**PROBLEM TO SOLVE**
Each line that contains the word "нижней" counts once; give the total for the records below and nothing else.

# Start of INFORMATION GIVEN

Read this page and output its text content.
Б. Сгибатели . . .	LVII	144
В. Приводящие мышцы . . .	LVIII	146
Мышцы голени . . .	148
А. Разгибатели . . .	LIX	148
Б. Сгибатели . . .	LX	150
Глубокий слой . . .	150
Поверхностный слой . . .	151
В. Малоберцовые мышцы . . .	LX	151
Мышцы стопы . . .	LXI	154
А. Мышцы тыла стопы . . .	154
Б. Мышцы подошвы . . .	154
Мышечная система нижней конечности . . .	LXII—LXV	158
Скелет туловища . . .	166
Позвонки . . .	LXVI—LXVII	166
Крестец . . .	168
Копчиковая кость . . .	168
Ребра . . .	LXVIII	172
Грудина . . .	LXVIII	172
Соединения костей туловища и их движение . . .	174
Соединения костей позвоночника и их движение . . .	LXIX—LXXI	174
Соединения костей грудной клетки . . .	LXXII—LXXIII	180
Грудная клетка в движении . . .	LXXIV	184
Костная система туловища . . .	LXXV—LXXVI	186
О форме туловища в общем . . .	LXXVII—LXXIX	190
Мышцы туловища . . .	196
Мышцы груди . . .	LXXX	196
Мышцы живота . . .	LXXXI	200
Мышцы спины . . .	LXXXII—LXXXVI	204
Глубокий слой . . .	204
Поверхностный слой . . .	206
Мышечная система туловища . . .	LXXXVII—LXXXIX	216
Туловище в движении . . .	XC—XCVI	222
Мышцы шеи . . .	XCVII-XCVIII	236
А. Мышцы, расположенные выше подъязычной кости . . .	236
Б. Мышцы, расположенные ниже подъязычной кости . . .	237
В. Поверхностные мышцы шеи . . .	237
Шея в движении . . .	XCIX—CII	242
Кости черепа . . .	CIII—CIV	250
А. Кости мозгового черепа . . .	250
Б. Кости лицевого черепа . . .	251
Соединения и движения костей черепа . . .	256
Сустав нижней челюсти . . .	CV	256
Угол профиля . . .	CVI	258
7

# End of INFORMATION GIVEN
# Start of INFORMATION GIVEN

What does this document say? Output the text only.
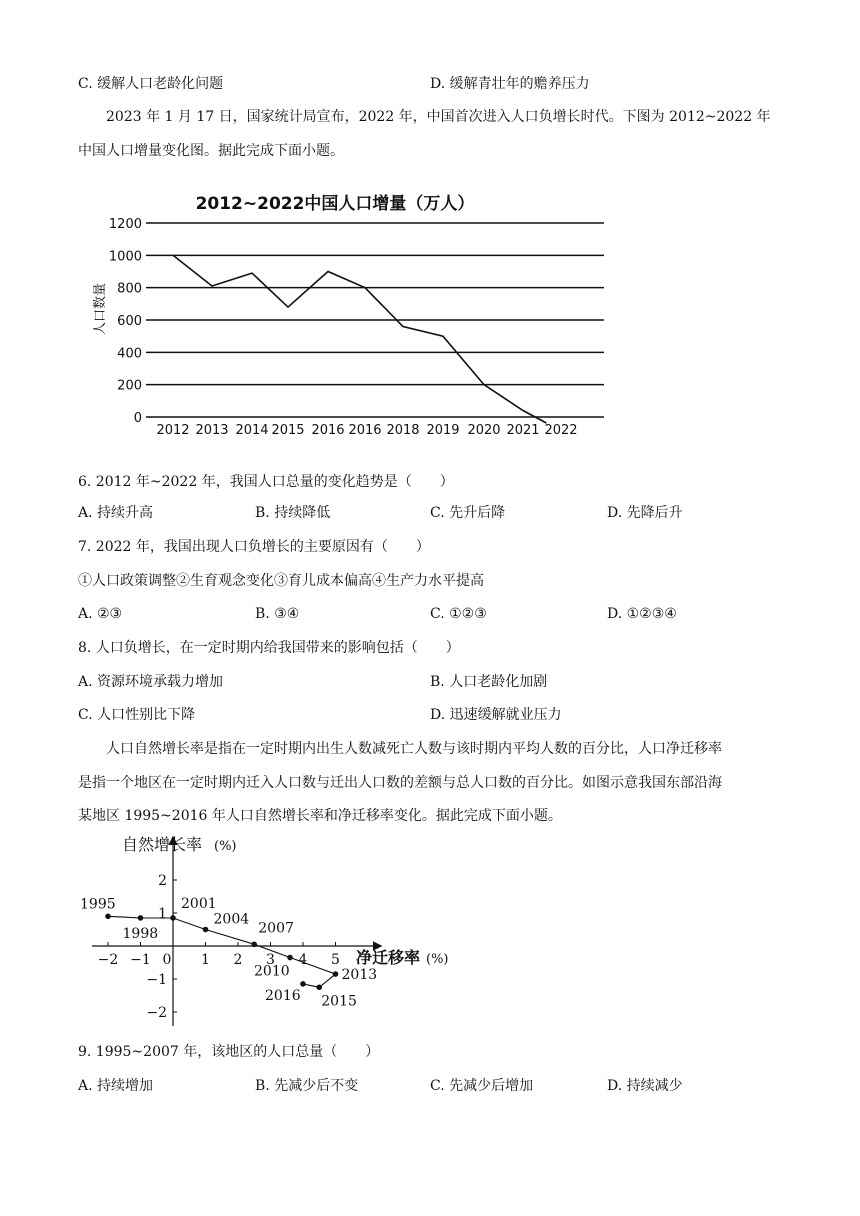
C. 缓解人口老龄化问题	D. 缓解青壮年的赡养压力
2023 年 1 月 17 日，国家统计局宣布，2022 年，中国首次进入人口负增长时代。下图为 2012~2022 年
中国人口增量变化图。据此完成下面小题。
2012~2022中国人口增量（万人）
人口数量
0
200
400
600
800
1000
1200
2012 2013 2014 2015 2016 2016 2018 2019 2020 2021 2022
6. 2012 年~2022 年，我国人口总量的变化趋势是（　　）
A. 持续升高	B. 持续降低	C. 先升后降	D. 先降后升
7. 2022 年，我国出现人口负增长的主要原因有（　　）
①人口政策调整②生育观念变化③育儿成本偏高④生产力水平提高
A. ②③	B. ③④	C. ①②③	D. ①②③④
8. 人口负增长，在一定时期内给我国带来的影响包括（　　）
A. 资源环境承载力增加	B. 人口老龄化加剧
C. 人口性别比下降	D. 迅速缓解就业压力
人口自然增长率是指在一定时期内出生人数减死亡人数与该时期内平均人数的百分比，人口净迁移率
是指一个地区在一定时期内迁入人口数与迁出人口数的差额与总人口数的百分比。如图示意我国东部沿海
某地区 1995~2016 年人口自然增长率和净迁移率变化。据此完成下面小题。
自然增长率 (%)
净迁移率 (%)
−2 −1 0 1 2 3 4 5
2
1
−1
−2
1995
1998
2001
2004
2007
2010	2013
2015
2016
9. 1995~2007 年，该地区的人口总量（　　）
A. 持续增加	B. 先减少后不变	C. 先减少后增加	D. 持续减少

# End of INFORMATION GIVEN
# Start of INFORMATION GIVEN

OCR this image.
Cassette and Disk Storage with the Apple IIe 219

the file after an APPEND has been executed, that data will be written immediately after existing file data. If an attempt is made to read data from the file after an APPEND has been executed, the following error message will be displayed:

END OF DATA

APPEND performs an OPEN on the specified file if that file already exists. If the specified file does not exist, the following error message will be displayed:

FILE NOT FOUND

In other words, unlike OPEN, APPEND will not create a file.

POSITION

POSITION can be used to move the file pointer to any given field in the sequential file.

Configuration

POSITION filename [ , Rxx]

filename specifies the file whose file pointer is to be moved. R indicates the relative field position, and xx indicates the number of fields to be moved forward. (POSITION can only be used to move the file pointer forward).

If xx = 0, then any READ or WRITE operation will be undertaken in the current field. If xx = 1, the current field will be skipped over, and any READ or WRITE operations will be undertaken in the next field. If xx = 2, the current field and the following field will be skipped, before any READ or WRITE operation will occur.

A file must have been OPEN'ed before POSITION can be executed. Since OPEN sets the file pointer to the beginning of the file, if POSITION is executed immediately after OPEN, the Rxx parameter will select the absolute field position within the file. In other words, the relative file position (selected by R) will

# End of INFORMATION GIVEN

**REPLY TO THE TASK**
2